(Excerpts from a figure dataset)
** begin **

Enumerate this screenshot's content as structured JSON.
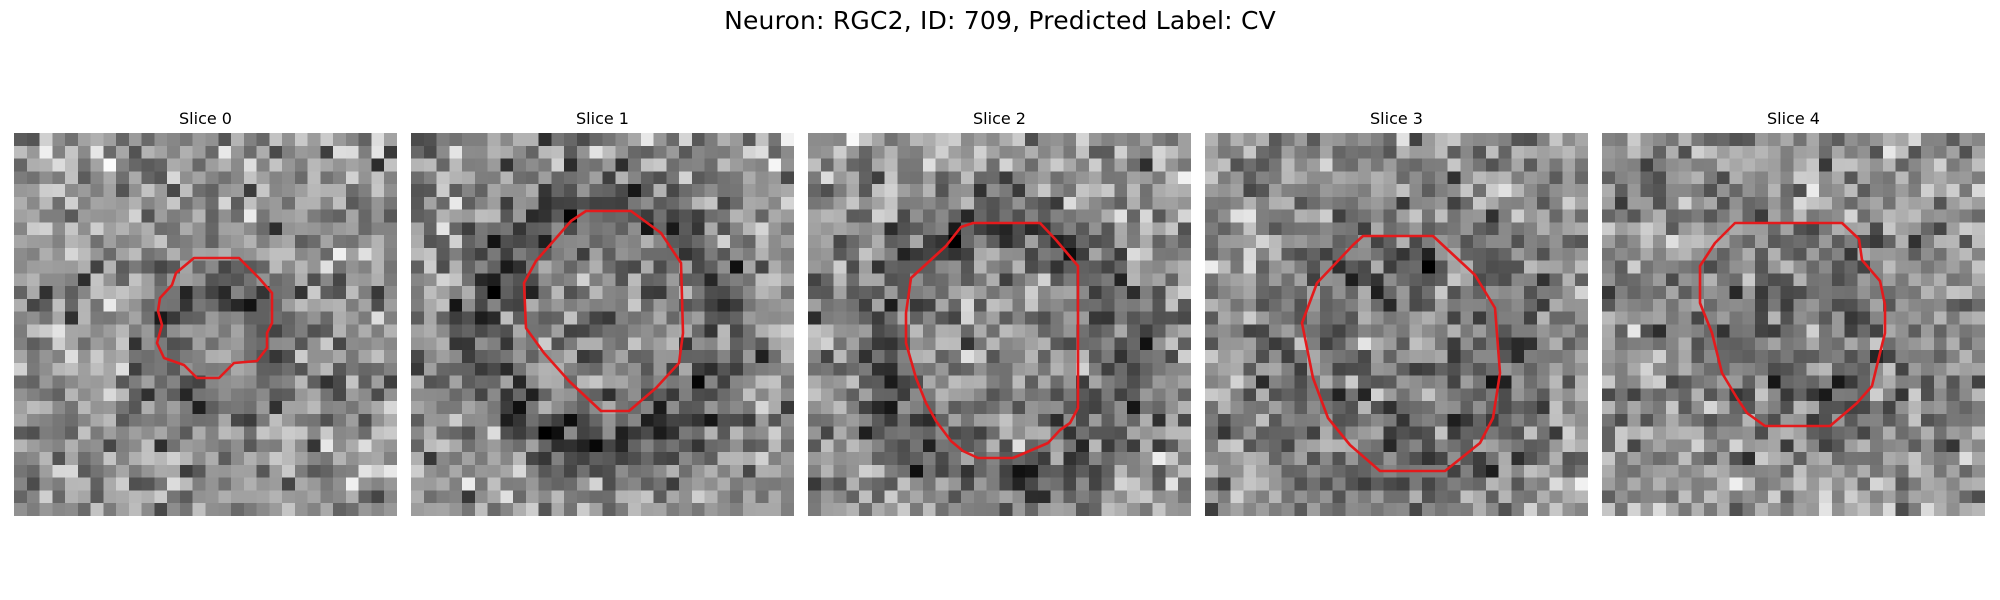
{
  "figure": {
    "title": "Neuron: RGC2, ID: 709, Predicted Label: CV",
    "contour_color": "#e41a1c"
  },
  "slices": [
    {
      "title": "Slice 0"
    },
    {
      "title": "Slice 1"
    },
    {
      "title": "Slice 2"
    },
    {
      "title": "Slice 3"
    },
    {
      "title": "Slice 4"
    }
  ]
}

** end **

### SHORT TASK
Retype the records exactly. Any image in them should not appear in what you write.

### FULL RESPONSE
Enumerate this screenshot's content as structured JSON.
{
  "figure": {
    "title": "Neuron: RGC2, ID: 709, Predicted Label: CV",
    "contour_color": "#e41a1c"
  },
  "slices": [
    {
      "title": "Slice 0"
    },
    {
      "title": "Slice 1"
    },
    {
      "title": "Slice 2"
    },
    {
      "title": "Slice 3"
    },
    {
      "title": "Slice 4"
    }
  ]
}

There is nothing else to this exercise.